Material shown ▸
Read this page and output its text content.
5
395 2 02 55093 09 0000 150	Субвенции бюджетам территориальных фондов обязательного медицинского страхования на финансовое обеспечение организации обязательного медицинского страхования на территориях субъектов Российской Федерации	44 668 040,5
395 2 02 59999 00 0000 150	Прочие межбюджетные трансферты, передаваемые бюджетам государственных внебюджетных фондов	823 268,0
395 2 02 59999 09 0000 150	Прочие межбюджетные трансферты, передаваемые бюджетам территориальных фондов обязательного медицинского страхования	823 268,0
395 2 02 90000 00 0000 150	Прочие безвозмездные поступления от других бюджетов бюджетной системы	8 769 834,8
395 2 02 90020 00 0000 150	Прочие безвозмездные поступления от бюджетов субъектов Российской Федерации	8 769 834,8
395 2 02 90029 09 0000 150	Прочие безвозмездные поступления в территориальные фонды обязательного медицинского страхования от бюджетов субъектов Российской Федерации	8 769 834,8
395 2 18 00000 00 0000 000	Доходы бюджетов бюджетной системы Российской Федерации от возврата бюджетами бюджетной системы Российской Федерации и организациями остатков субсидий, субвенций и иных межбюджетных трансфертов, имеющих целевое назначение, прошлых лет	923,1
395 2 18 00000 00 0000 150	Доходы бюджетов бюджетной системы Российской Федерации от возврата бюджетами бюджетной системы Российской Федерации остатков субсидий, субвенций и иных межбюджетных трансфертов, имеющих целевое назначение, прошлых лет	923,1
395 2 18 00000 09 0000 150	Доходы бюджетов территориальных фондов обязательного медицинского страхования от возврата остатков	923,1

Goal ▸ Print out all the entries precisely as written.

Solution ▸
Read this page and output its text content.
5
395 2 02 55093 09 0000 150	Субвенции бюджетам территориальных фондов обязательного медицинского страхования на финансовое обеспечение организации обязательного медицинского страхования на территориях субъектов Российской Федерации	44 668 040,5
395 2 02 59999 00 0000 150	Прочие межбюджетные трансферты, передаваемые бюджетам государственных внебюджетных фондов	823 268,0
395 2 02 59999 09 0000 150	Прочие межбюджетные трансферты, передаваемые бюджетам территориальных фондов обязательного медицинского страхования	823 268,0
395 2 02 90000 00 0000 150	Прочие безвозмездные поступления от других бюджетов бюджетной системы	8 769 834,8
395 2 02 90020 00 0000 150	Прочие безвозмездные поступления от бюджетов субъектов Российской Федерации	8 769 834,8
395 2 02 90029 09 0000 150	Прочие безвозмездные поступления в территориальные фонды обязательного медицинского страхования от бюджетов субъектов Российской Федерации	8 769 834,8
395 2 18 00000 00 0000 000	Доходы бюджетов бюджетной системы Российской Федерации от возврата бюджетами бюджетной системы Российской Федерации и организациями остатков субсидий, субвенций и иных межбюджетных трансфертов, имеющих целевое назначение, прошлых лет	923,1
395 2 18 00000 00 0000 150	Доходы бюджетов бюджетной системы Российской Федерации от возврата бюджетами бюджетной системы Российской Федерации остатков субсидий, субвенций и иных межбюджетных трансфертов, имеющих целевое назначение, прошлых лет	923,1
395 2 18 00000 09 0000 150	Доходы бюджетов территориальных фондов обязательного медицинского страхования от возврата остатков	923,1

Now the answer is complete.